Instructions to follow: Scan the records and identify every line in which the string "วโมเลก" occurs, then return those lines.

Source material:
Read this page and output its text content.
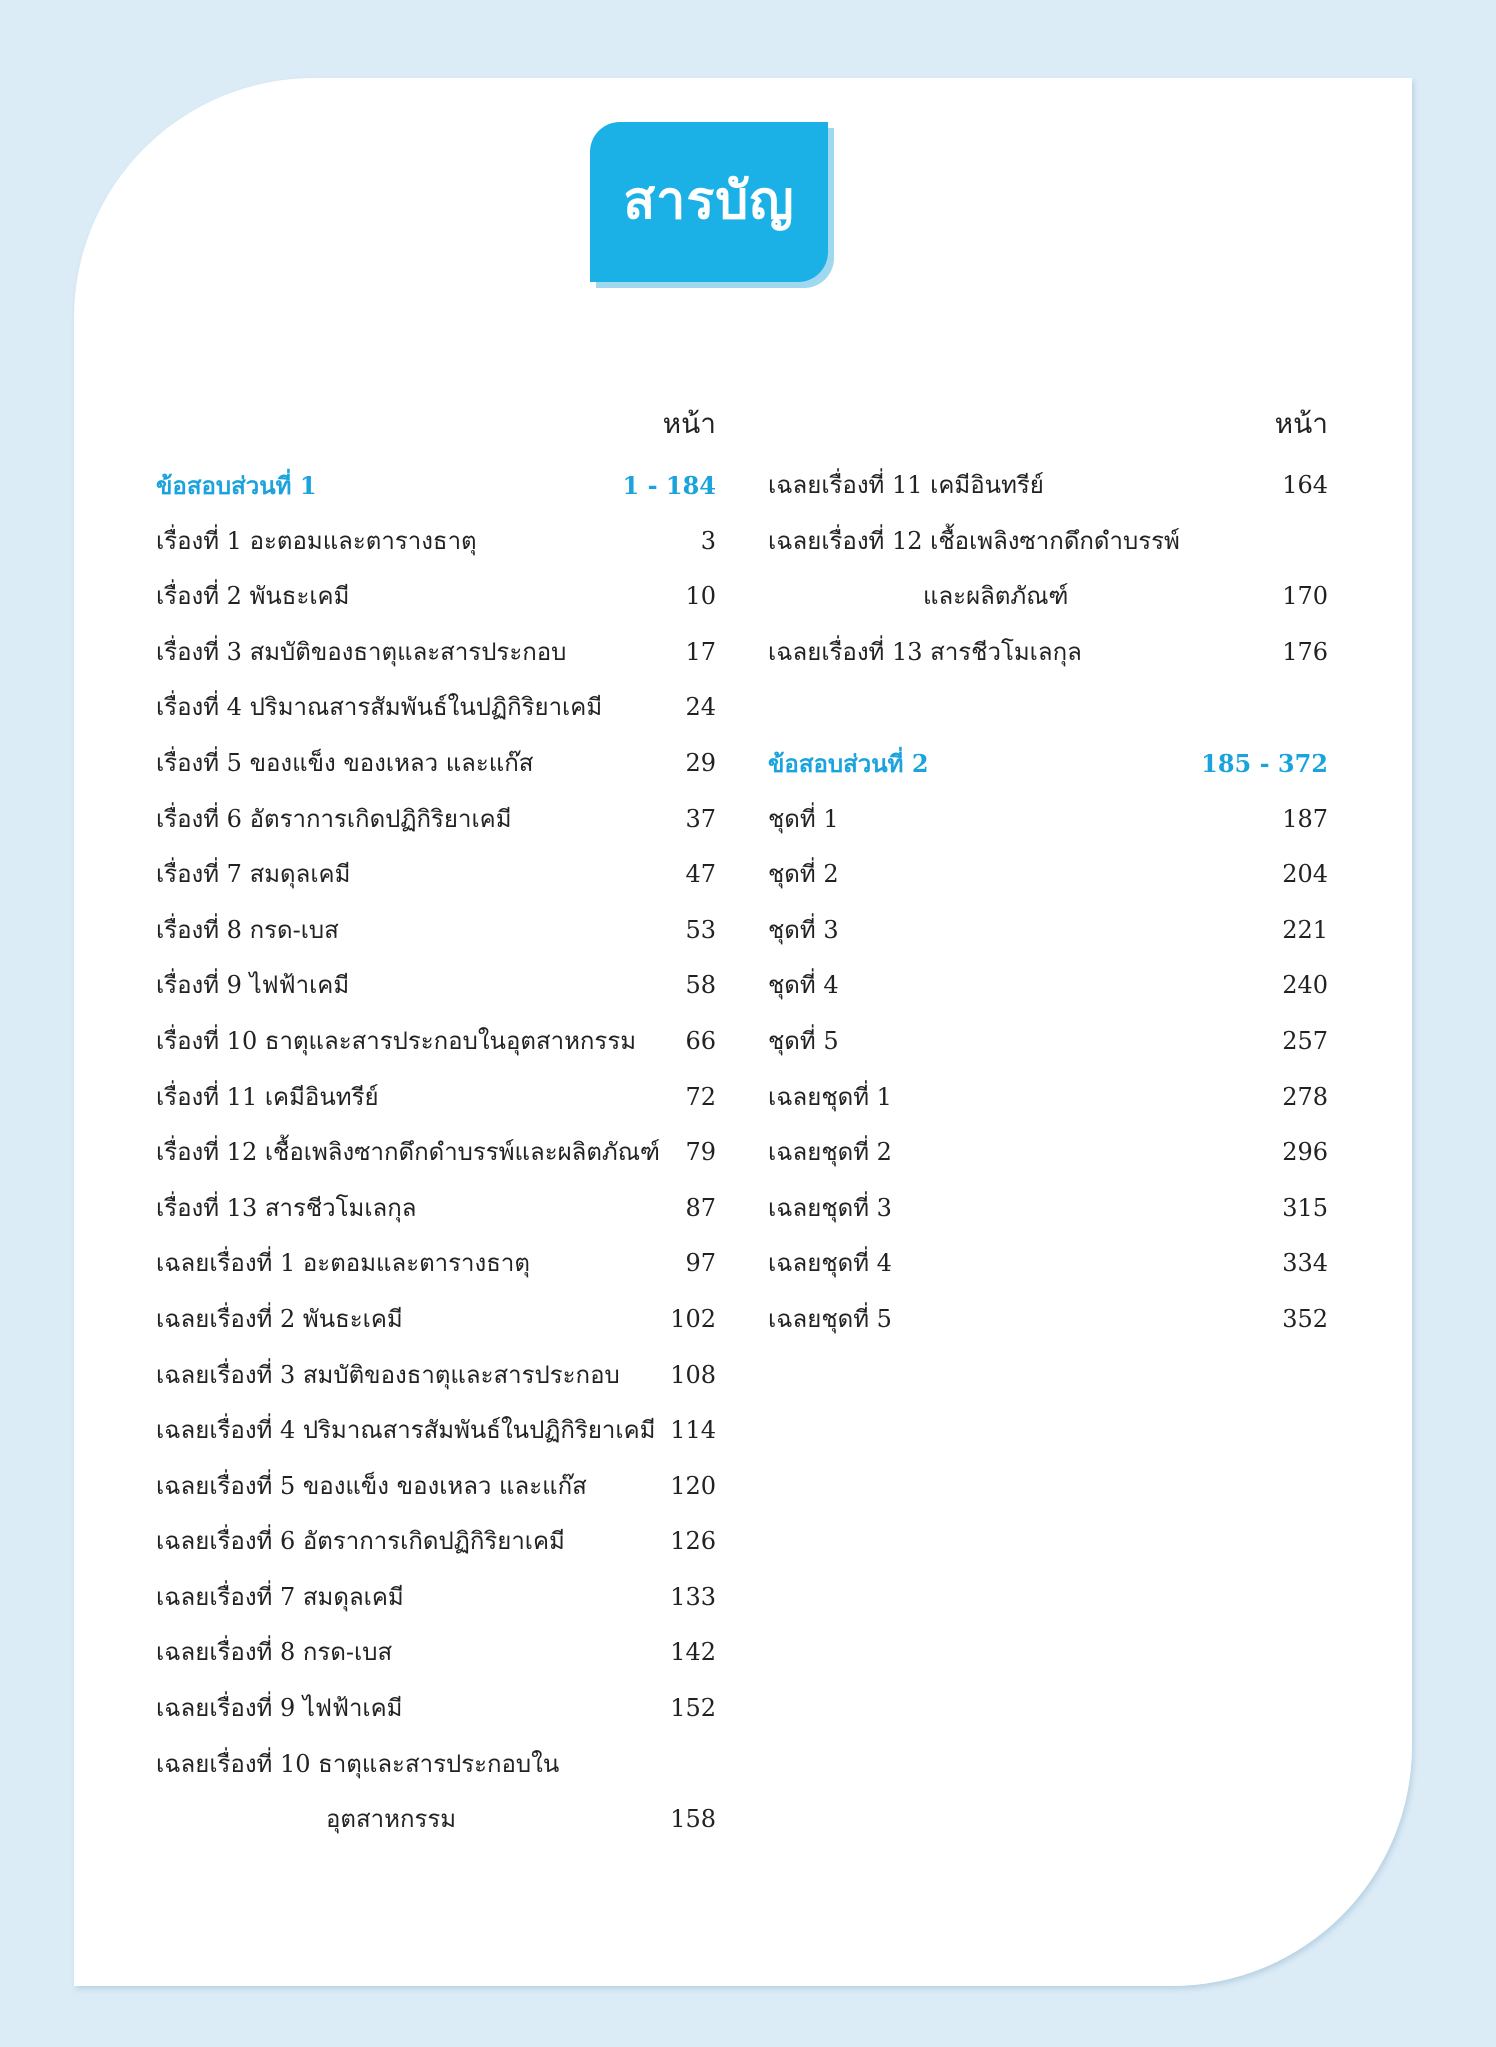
สารบัญ
หน้า
ข้อสอบส่วนที่ 1	1 - 184
เรื่องที่ 1 อะตอมและตารางธาตุ	3
เรื่องที่ 2 พันธะเคมี	10
เรื่องที่ 3 สมบัติของธาตุและสารประกอบ	17
เรื่องที่ 4 ปริมาณสารสัมพันธ์ในปฏิกิริยาเคมี	24
เรื่องที่ 5 ของแข็ง ของเหลว และแก๊ส	29
เรื่องที่ 6 อัตราการเกิดปฏิกิริยาเคมี	37
เรื่องที่ 7 สมดุลเคมี	47
เรื่องที่ 8 กรด-เบส	53
เรื่องที่ 9 ไฟฟ้าเคมี	58
เรื่องที่ 10 ธาตุและสารประกอบในอุตสาหกรรม	66
เรื่องที่ 11 เคมีอินทรีย์	72
เรื่องที่ 12 เชื้อเพลิงซากดึกดำบรรพ์และผลิตภัณฑ์	79
เรื่องที่ 13 สารชีวโมเลกุล	87
เฉลยเรื่องที่ 1 อะตอมและตารางธาตุ	97
เฉลยเรื่องที่ 2 พันธะเคมี	102
เฉลยเรื่องที่ 3 สมบัติของธาตุและสารประกอบ	108
เฉลยเรื่องที่ 4 ปริมาณสารสัมพันธ์ในปฏิกิริยาเคมี 114
เฉลยเรื่องที่ 5 ของแข็ง ของเหลว และแก๊ส	120
เฉลยเรื่องที่ 6 อัตราการเกิดปฏิกิริยาเคมี	126
เฉลยเรื่องที่ 7 สมดุลเคมี	133
เฉลยเรื่องที่ 8 กรด-เบส	142
เฉลยเรื่องที่ 9 ไฟฟ้าเคมี	152
เฉลยเรื่องที่ 10 ธาตุและสารประกอบใน
อุตสาหกรรม	158
หน้า
เฉลยเรื่องที่ 11 เคมีอินทรีย์	164
เฉลยเรื่องที่ 12 เชื้อเพลิงซากดึกดำบรรพ์
และผลิตภัณฑ์	170
เฉลยเรื่องที่ 13 สารชีวโมเลกุล	176
ข้อสอบส่วนที่ 2	185 - 372
ชุดที่ 1	187
ชุดที่ 2	204
ชุดที่ 3	221
ชุดที่ 4	240
ชุดที่ 5	257
เฉลยชุดที่ 1	278
เฉลยชุดที่ 2	296
เฉลยชุดที่ 3	315
เฉลยชุดที่ 4	334
เฉลยชุดที่ 5	352
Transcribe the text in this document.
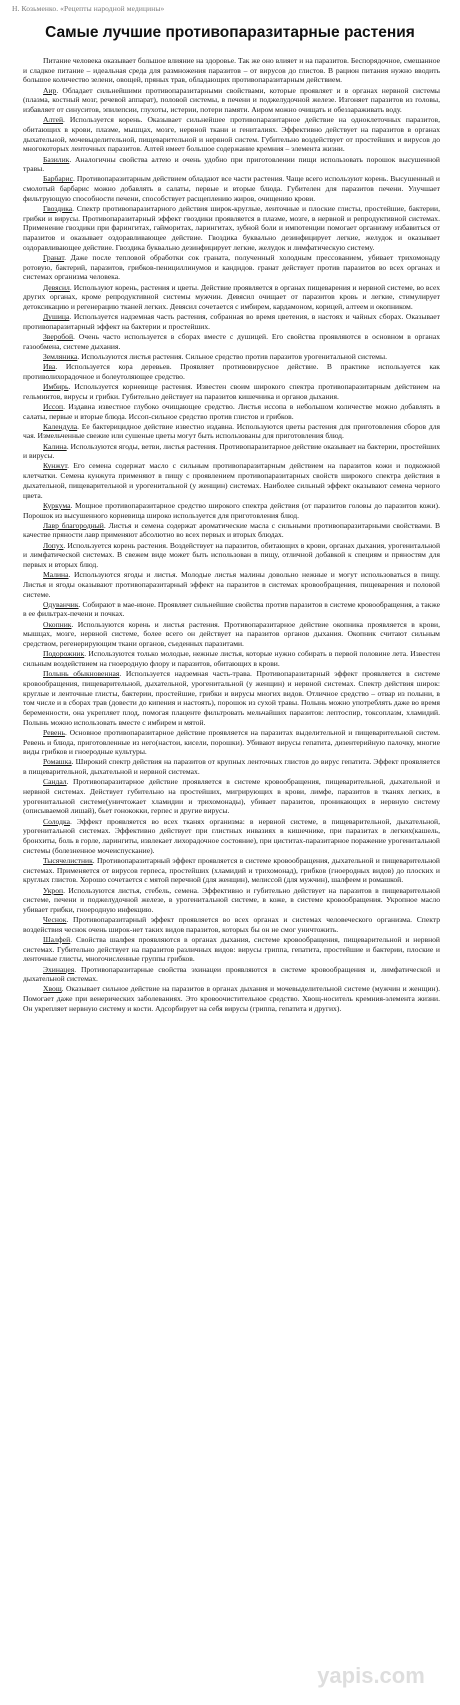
Н. Козьменко. «Рецепты народной медицины»
Самые лучшие противопаразитарные растения

Питание человека оказывает большое влияние на здоровье. Так же оно влияет и на паразитов. Беспорядочное, смешанное и сладкое питание – идеальная среда для размножения паразитов – от вирусов до глистов. В рацион питания нужно вводить большое количество зелени, овощей, пряных трав, обладающих противопаразитарным действием.

Аир. Обладает сильнейшими противопаразитарными свойствами, которые проявляет и в органах нервной системы (плазма, костный мозг, речевой аппарат), половой системы, в печени и поджелудочной железе. Изгоняет паразитов из головы, избавляет от синуситов, эпилепсии, глухоты, истерии, потери памяти. Аиром можно очищать и обеззараживать воду.

Алтей. Используется корень. Оказывает сильнейшее противопаразитарное действие на одноклеточных паразитов, обитающих в крови, плазме, мышцах, мозге, нервной ткани и гениталиях. Эффективно действует на паразитов в органах дыхательной, мочевыделительной, пищеварительной и нервной систем. Губительно воздействует от простейших и вирусов до многокоторых ленточных паразитов. Алтей имеет большое содержание кремния – элемента жизни.

Базилик. Аналогичны свойства алтею и очень удобно при приготовлении пищи использовать порошок высушенной травы.

Барбарис. Противопаразитарным действием обладают все части растения. Чаще всего используют корень. Высушенный и смолотый барбарис можно добавлять в салаты, первые и вторые блюда. Губителен для паразитов печени. Улучшает фильтрующую способности печени, способствует расщеплению жиров, очищению крови.

Гвоздика. Спектр противопаразитарного действия широк-круглые, ленточные и плоские глисты, простейшие, бактерии, грибки и вирусы. Противопаразитарный эффект гвоздики проявляется в плазме, мозге, в нервной и репродуктивной системах. Применение гвоздики при фарингитах, гайморитах, ларингитах, зубной боли и импотенции помогает организму избавиться от паразитов и оказывает оздоравливающее действие. Гвоздика буквально дезинфицирует легкие, желудок и оказывает оздоравливающее действие. Гвоздика буквально дезинфицирует легкие, желудок и лимфатическую систему.

Гранат. Даже после тепловой обработки сок граната, полученный холодным прессованием, убивает трихомонаду ротовую, бактерий, паразитов, грибков-пенициллинумов и кандидов. гранат действует против паразитов во всех органах и системах организма человека.

Девясил. Используют корень, растения и цветы. Действие проявляется в органах пищеварения и нервной системе, во всех других органах, кроме репродуктивной системы мужчин. Девясил очищает от паразитов кровь и легкие, стимулирует детоксикацию и регенерацию тканей легких. Девясил сочетается с имбирем, кардамоном, корицей, алтеем и окопником.

Душица. Используется надземная часть растения, собранная во время цветения, в настоях и чайных сборах. Оказывает противопаразитарный эффект на бактерии и простейших.

Зверобой. Очень часто используется в сборах вместе с душицей. Его свойства проявляются в основном в органах газообмена, системе дыхания.

Земляника. Используются листья растения. Сильное средство против паразитов урогенитальной системы.

Ива. Используется кора деревьев. Проявляет противовирусное действие. В практике используется как противолихорадочное и болеутоляющее средство.

Имбирь. Используется корневище растения. Известен своим широкого спектра противопаразитарным действием на гельминтов, вирусы и грибки. Губительно действует на паразитов кишечника и органов дыхания.

Иссоп. Издавна известное глубоко очищающее средство. Листья иссопа в небольшом количестве можно добавлять в салаты, первые и вторые блюда. Иссоп-сильное средство против глистов и грибков.

Календула. Ее бактерицидное действие известно издавна. Используются цветы растения для приготовления сборов для чая. Измельченные свежие или сушеные цветы могут быть использованы для приготовления блюд.

Калина. Используются ягоды, ветви, листья растения. Противопаразитарное действие оказывает на бактерии, простейших и вирусы.

Кунжут. Его семена содержат масло с сильным противопаразитарным действием на паразитов кожи и подкожной клетчатки. Семена кунжута применяют в пищу с проявлением противопаразитарных свойств широкого спектра действия в дыхательной, пищеварительной и урогенитальной (у женщин) системах. Наиболее сильный эффект оказывают семена черного цвета.

Куркума. Мощное противопаразитарное средство широкого спектра действия (от паразитов головы до паразитов кожи). Порошок из высушенного корневища широко используется для приготовления блюд.

Лавр благородный. Листья и семена содержат ароматические масла с сильными противопаразитарными свойствами. В качестве пряности лавр применяют абсолютно во всех первых и вторых блюдах.

Лопух. Используется корень растения. Воздействует на паразитов, обитающих в крови, органах дыхания, урогенитальной и лимфатической системах. В свежем виде может быть использован в пищу, отличной добавкой к специям и пряностям для первых и вторых блюд.

Малина. Используются ягоды и листья. Молодые листья малины довольно нежные и могут использоваться в пищу. Листья и ягоды оказывают противопаразитарный эффект на паразитов в системах кровообращения, пищеварения и половой системе.

Одуванчик. Собирают в мае-июне. Проявляет сильнейшие свойства против паразитов в системе кровообращения, а также в ее фильтрах-печени и почках.

Окопник. Используются корень и листья растения. Противопаразитарное действие окопника проявляется в крови, мышцах, мозге, нервной системе, более всего он действует на паразитов органов дыхания. Окопник считают сильным средством, регенерирующим ткани органов, съеденных паразитами.

Подорожник. Используются только молодые, нежные листья, которые нужно собирать в первой половине лета. Известен сильным воздействием на гноеродную флору и паразитов, обитающих в крови.

Полынь обыкновенная. Используется надземная часть-трава. Противопаразитарный эффект проявляется в системе кровообращения, пищеварительной, дыхательной, урогенитальной (у женщин) и нервной системах. Спектр действия широк: круглые и ленточные глисты, бактерии, простейшие, грибки и вирусы многих видов. Отличное средство – отвар из полыни, в том числе и в сборах трав (довести до кипения и настоять), порошок из сухой травы. Полынь можно употреблять даже во время беременности, она укрепляет плод, помогая плаценте фильтровать мельчайших паразитов: лептоспир, токсоплазм, хламидий. Полынь можно использовать вместе с имбирем и мятой.

Ревень. Основное противопаразитарное действие проявляется на паразитах выделительной и пищеварительной систем. Ревень и блюда, приготовленные из него(настои, кисели, порошки). Убивают вирусы гепатита, дизентерийную палочку, многие виды грибков и гноеродные культуры.

Ромашка. Широкий спектр действия на паразитов от крупных ленточных глистов до вирус гепатита. Эффект проявляется в пищеварительной, дыхательной и нервной системах.

Сандал. Противопаразитарное действие проявляется в системе кровообращения, пищеварительной, дыхательной и нервной системах. Действует губительно на простейших, мигрирующих в крови, лимфе, паразитов в тканях легких, в урогенитальной системе(уничтожает хламидии и трихомонады), убивает паразитов, проникающих в нервную систему (описываемой лишай), бьет гонококки, герпес и другие вирусы.

Солодка. Эффект проявляется во всех тканях организма: в нервной системе, в пищеварительной, дыхательной, урогенитальной системах. Эффективно действует при глистных инвазиях в кишечнике, при паразитах в легких(кашель, бронхиты, боль в горле, ларингиты, извлекает лихорадочное состояние), при циститах-паразитарное поражение урогенитальной системы (болезненное мочеиспускание).

Тысячелистник. Противопаразитарный эффект проявляется в системе кровообращения, дыхательной и пищеварительной системах. Применяется от вирусов герпеса, простейших (хламидий и трихомонад), грибков (гноеродных видов) до плоских и круглых глистов. Хорошо сочетается с мятой перечной (для женщин), мелиссой (для мужчин), шалфеем и ромашкой.

Укроп. Используются листья, стебель, семена. Эффективно и губительно действует на паразитов в пищеварительной системе, печени и поджелудочной железе, в урогенитальной системе, в коже, в системе кровообращения. Укропное масло убивает грибки, гноеродную инфекцию.

Чеснок. Противопаразитарный эффект проявляется во всех органах и системах человеческого организма. Спектр воздействия чеснок очень широк-нет таких видов паразитов, которых бы он не смог уничтожить.

Шалфей. Свойства шалфея проявляются в органах дыхания, системе кровообращения, пищеварительной и нервной системах. Губительно действует на паразитов различных видов: вирусы гриппа, гепатита, простейшие и бактерии, плоские и ленточные глисты, многочисленные группы грибков.

Эхинацея. Противопаразитарные свойства эхинацеи проявляются в системе кровообращения и, лимфатической и дыхательной системах.

Хвощ. Оказывает сильное действие на паразитов в органах дыхания и мочевыделительной системе (мужчин и женщин). Помогает даже при венерических заболеваниях. Это кровоочистительное средство. Хвощ-носитель кремния-элемента жизни. Он укрепляет нервную систему и кости. Адсорбирует на себя вирусы (гриппа, гепатита и других).

yapis.com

Result of the exercise:
เรื่องที่ 13 สารชีวโมเลกุล	87
เฉลยเรื่องที่ 13 สารชีวโมเลกุล	176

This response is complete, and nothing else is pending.